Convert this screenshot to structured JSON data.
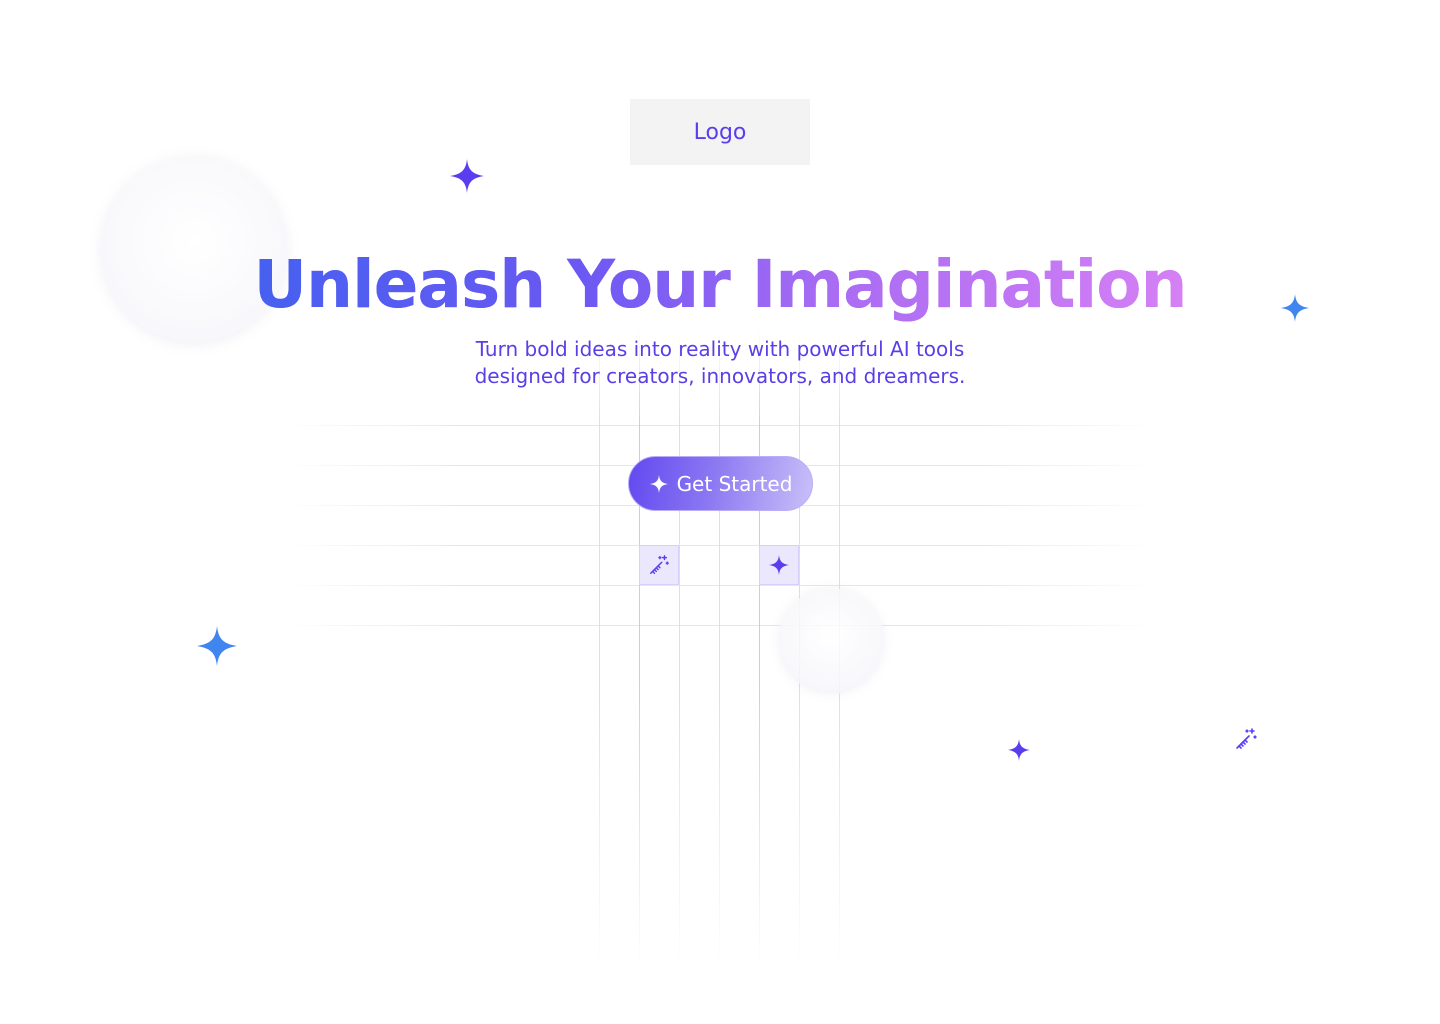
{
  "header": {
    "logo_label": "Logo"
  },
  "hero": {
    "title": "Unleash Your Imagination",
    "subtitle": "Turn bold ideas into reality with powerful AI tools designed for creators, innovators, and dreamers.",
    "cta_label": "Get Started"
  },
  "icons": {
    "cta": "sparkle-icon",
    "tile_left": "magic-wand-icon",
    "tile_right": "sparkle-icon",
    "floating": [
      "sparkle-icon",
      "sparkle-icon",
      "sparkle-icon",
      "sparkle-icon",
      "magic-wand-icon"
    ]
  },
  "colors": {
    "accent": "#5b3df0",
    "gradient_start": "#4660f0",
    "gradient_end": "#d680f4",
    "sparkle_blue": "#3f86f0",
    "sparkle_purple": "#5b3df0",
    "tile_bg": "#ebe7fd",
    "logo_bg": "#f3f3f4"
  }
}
+--
### Objective
Retype the data above exactly; pictures are not part of the copy.

### Completed task
Convert this screenshot to structured JSON data.
{
  "header": {
    "logo_label": "Logo"
  },
  "hero": {
    "title": "Unleash Your Imagination",
    "subtitle": "Turn bold ideas into reality with powerful AI tools designed for creators, innovators, and dreamers.",
    "cta_label": "Get Started"
  },
  "icons": {
    "cta": "sparkle-icon",
    "tile_left": "magic-wand-icon",
    "tile_right": "sparkle-icon",
    "floating": [
      "sparkle-icon",
      "sparkle-icon",
      "sparkle-icon",
      "sparkle-icon",
      "magic-wand-icon"
    ]
  },
  "colors": {
    "accent": "#5b3df0",
    "gradient_start": "#4660f0",
    "gradient_end": "#d680f4",
    "sparkle_blue": "#3f86f0",
    "sparkle_purple": "#5b3df0",
    "tile_bg": "#ebe7fd",
    "logo_bg": "#f3f3f4"
  }
}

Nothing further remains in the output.